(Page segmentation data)
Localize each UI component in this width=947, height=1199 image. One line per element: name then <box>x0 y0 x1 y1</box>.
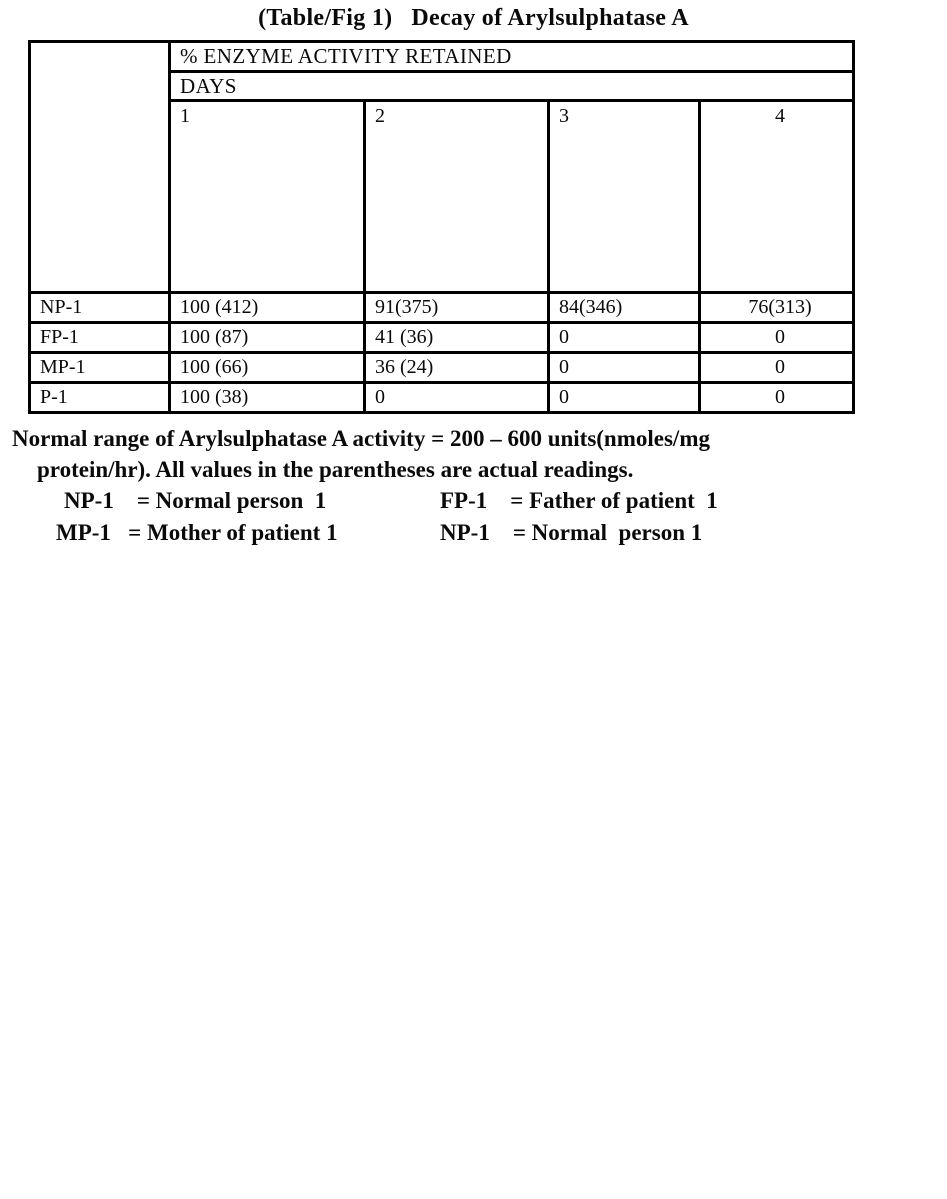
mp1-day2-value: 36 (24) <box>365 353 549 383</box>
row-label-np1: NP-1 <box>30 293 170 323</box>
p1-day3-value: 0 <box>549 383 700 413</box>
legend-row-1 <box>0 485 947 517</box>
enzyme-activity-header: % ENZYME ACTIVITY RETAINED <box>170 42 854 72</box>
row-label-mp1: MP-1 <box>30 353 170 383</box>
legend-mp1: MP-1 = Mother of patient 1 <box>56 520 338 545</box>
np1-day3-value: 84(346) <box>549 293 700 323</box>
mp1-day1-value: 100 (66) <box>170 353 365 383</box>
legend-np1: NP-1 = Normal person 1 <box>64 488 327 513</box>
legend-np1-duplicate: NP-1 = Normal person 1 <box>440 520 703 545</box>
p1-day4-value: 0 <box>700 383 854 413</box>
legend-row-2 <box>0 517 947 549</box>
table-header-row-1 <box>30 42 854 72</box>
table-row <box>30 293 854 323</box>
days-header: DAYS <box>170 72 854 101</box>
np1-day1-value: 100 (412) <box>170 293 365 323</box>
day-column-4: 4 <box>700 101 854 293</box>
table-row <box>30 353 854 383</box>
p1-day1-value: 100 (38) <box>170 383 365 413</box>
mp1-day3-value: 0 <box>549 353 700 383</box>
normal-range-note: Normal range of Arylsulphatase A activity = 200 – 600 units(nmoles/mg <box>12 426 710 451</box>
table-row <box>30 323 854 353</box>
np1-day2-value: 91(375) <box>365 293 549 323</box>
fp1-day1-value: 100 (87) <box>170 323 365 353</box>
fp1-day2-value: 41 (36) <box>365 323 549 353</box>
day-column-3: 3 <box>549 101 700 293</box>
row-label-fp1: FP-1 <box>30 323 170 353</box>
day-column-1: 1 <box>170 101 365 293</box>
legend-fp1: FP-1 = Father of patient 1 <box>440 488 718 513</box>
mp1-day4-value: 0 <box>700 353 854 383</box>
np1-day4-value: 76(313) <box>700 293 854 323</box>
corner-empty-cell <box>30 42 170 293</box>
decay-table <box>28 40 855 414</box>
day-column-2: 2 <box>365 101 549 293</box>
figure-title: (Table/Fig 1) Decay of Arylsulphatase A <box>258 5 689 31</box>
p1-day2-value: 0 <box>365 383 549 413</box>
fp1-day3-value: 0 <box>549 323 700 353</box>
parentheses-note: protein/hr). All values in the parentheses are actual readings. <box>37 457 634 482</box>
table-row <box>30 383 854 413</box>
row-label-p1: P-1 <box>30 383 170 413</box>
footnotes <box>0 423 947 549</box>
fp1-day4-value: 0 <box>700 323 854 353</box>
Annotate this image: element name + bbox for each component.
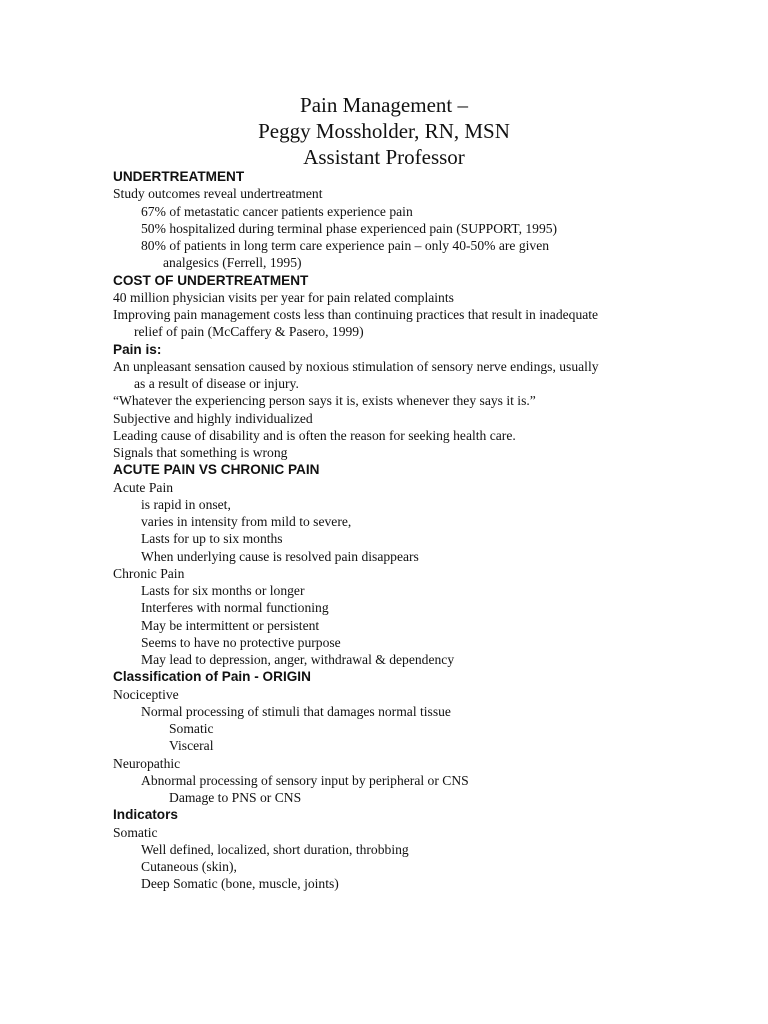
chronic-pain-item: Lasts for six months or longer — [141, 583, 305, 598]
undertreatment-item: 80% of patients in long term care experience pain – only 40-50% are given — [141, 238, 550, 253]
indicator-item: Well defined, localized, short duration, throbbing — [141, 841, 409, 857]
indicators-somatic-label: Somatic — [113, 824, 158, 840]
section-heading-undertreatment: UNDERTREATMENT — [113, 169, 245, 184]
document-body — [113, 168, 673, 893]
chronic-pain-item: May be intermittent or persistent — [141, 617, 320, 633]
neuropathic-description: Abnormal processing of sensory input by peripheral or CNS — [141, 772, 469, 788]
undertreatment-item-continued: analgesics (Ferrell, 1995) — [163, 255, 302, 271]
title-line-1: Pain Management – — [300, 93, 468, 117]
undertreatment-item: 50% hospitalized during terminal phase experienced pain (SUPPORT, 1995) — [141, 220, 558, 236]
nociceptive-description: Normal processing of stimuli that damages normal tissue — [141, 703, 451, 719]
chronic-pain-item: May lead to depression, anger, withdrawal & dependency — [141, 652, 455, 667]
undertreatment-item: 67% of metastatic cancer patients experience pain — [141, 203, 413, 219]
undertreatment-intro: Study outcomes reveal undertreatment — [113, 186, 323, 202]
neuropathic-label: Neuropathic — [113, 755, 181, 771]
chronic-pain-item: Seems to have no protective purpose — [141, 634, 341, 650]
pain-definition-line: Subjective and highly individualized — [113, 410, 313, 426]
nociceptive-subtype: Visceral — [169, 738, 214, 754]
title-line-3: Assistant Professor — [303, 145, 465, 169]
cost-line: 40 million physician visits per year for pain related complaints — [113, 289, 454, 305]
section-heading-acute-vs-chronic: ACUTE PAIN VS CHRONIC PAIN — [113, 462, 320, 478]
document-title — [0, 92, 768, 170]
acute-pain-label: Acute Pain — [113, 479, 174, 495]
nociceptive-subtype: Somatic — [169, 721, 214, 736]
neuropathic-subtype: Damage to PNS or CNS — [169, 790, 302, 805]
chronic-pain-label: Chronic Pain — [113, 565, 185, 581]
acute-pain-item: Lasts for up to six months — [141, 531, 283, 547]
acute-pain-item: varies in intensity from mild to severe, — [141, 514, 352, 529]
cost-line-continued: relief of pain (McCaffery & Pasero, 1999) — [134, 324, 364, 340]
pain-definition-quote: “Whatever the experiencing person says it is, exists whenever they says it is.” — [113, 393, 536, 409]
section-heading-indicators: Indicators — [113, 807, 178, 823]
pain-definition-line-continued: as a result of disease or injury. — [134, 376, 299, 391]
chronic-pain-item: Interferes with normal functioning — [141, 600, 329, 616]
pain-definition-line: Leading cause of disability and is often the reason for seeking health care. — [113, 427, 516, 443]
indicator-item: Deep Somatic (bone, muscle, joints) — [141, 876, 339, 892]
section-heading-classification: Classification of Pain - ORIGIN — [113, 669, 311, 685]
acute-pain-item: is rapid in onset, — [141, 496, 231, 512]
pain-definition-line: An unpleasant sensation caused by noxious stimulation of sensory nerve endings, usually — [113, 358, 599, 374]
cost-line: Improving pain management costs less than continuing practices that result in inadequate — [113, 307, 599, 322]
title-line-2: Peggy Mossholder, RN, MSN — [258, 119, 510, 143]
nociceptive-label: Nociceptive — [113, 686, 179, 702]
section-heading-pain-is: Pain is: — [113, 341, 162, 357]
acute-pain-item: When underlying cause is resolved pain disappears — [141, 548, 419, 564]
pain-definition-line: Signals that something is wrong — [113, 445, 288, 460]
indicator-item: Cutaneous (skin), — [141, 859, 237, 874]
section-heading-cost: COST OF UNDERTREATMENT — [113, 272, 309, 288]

:: THE TASK ::
Word for word, reproduce all of the entries above and omit the pictures.

:: EXERCISE ANSWER ::
Localize each UI component in this width=947, height=1199 image. One line per element: name then <box>x0 y0 x1 y1</box>.
mp1-day2-value: 36 (24) <box>365 353 549 383</box>
row-label-np1: NP-1 <box>30 293 170 323</box>
p1-day3-value: 0 <box>549 383 700 413</box>
legend-row-1 <box>0 485 947 517</box>
enzyme-activity-header: % ENZYME ACTIVITY RETAINED <box>170 42 854 72</box>
row-label-mp1: MP-1 <box>30 353 170 383</box>
legend-mp1: MP-1 = Mother of patient 1 <box>56 520 338 545</box>
np1-day3-value: 84(346) <box>549 293 700 323</box>
mp1-day1-value: 100 (66) <box>170 353 365 383</box>
legend-np1: NP-1 = Normal person 1 <box>64 488 327 513</box>
legend-np1-duplicate: NP-1 = Normal person 1 <box>440 520 703 545</box>
p1-day4-value: 0 <box>700 383 854 413</box>
legend-row-2 <box>0 517 947 549</box>
table-header-row-1 <box>30 42 854 72</box>
table-row <box>30 293 854 323</box>
days-header: DAYS <box>170 72 854 101</box>
np1-day1-value: 100 (412) <box>170 293 365 323</box>
day-column-4: 4 <box>700 101 854 293</box>
table-row <box>30 353 854 383</box>
p1-day1-value: 100 (38) <box>170 383 365 413</box>
mp1-day3-value: 0 <box>549 353 700 383</box>
normal-range-note: Normal range of Arylsulphatase A activity = 200 – 600 units(nmoles/mg <box>12 426 710 451</box>
table-row <box>30 323 854 353</box>
np1-day2-value: 91(375) <box>365 293 549 323</box>
fp1-day1-value: 100 (87) <box>170 323 365 353</box>
fp1-day2-value: 41 (36) <box>365 323 549 353</box>
day-column-3: 3 <box>549 101 700 293</box>
row-label-fp1: FP-1 <box>30 323 170 353</box>
day-column-1: 1 <box>170 101 365 293</box>
legend-fp1: FP-1 = Father of patient 1 <box>440 488 718 513</box>
mp1-day4-value: 0 <box>700 353 854 383</box>
np1-day4-value: 76(313) <box>700 293 854 323</box>
corner-empty-cell <box>30 42 170 293</box>
decay-table <box>28 40 855 414</box>
day-column-2: 2 <box>365 101 549 293</box>
figure-title: (Table/Fig 1) Decay of Arylsulphatase A <box>258 5 689 31</box>
p1-day2-value: 0 <box>365 383 549 413</box>
fp1-day3-value: 0 <box>549 323 700 353</box>
parentheses-note: protein/hr). All values in the parentheses are actual readings. <box>37 457 634 482</box>
table-row <box>30 383 854 413</box>
row-label-p1: P-1 <box>30 383 170 413</box>
footnotes <box>0 423 947 549</box>
fp1-day4-value: 0 <box>700 323 854 353</box>
Annotate this image: element name + bbox for each component.
chronic-pain-item: Lasts for six months or longer — [141, 583, 305, 598]
undertreatment-item: 80% of patients in long term care experience pain – only 40-50% are given — [141, 238, 550, 253]
indicator-item: Well defined, localized, short duration, throbbing — [141, 841, 409, 857]
indicators-somatic-label: Somatic — [113, 824, 158, 840]
section-heading-undertreatment: UNDERTREATMENT — [113, 169, 245, 184]
document-body — [113, 168, 673, 893]
chronic-pain-item: May be intermittent or persistent — [141, 617, 320, 633]
neuropathic-description: Abnormal processing of sensory input by peripheral or CNS — [141, 772, 469, 788]
undertreatment-item-continued: analgesics (Ferrell, 1995) — [163, 255, 302, 271]
title-line-1: Pain Management – — [300, 93, 468, 117]
undertreatment-item: 50% hospitalized during terminal phase experienced pain (SUPPORT, 1995) — [141, 220, 558, 236]
nociceptive-description: Normal processing of stimuli that damages normal tissue — [141, 703, 451, 719]
chronic-pain-item: May lead to depression, anger, withdrawal & dependency — [141, 652, 455, 667]
undertreatment-item: 67% of metastatic cancer patients experience pain — [141, 203, 413, 219]
undertreatment-intro: Study outcomes reveal undertreatment — [113, 186, 323, 202]
neuropathic-label: Neuropathic — [113, 755, 181, 771]
chronic-pain-item: Seems to have no protective purpose — [141, 634, 341, 650]
pain-definition-line: Subjective and highly individualized — [113, 410, 313, 426]
nociceptive-subtype: Visceral — [169, 738, 214, 754]
title-line-3: Assistant Professor — [303, 145, 465, 169]
cost-line: 40 million physician visits per year for pain related complaints — [113, 289, 454, 305]
section-heading-acute-vs-chronic: ACUTE PAIN VS CHRONIC PAIN — [113, 462, 320, 478]
document-title — [0, 92, 768, 170]
acute-pain-label: Acute Pain — [113, 479, 174, 495]
nociceptive-subtype: Somatic — [169, 721, 214, 736]
neuropathic-subtype: Damage to PNS or CNS — [169, 790, 302, 805]
chronic-pain-label: Chronic Pain — [113, 565, 185, 581]
acute-pain-item: Lasts for up to six months — [141, 531, 283, 547]
acute-pain-item: varies in intensity from mild to severe, — [141, 514, 352, 529]
cost-line-continued: relief of pain (McCaffery & Pasero, 1999) — [134, 324, 364, 340]
pain-definition-quote: “Whatever the experiencing person says it is, exists whenever they says it is.” — [113, 393, 536, 409]
section-heading-indicators: Indicators — [113, 807, 178, 823]
pain-definition-line-continued: as a result of disease or injury. — [134, 376, 299, 391]
chronic-pain-item: Interferes with normal functioning — [141, 600, 329, 616]
pain-definition-line: Leading cause of disability and is often the reason for seeking health care. — [113, 427, 516, 443]
indicator-item: Deep Somatic (bone, muscle, joints) — [141, 876, 339, 892]
section-heading-classification: Classification of Pain - ORIGIN — [113, 669, 311, 685]
acute-pain-item: is rapid in onset, — [141, 496, 231, 512]
pain-definition-line: An unpleasant sensation caused by noxious stimulation of sensory nerve endings, usually — [113, 358, 599, 374]
cost-line: Improving pain management costs less than continuing practices that result in inadequate — [113, 307, 599, 322]
title-line-2: Peggy Mossholder, RN, MSN — [258, 119, 510, 143]
nociceptive-label: Nociceptive — [113, 686, 179, 702]
section-heading-pain-is: Pain is: — [113, 341, 162, 357]
acute-pain-item: When underlying cause is resolved pain disappears — [141, 548, 419, 564]
pain-definition-line: Signals that something is wrong — [113, 445, 288, 460]
indicator-item: Cutaneous (skin), — [141, 859, 237, 874]
section-heading-cost: COST OF UNDERTREATMENT — [113, 272, 309, 288]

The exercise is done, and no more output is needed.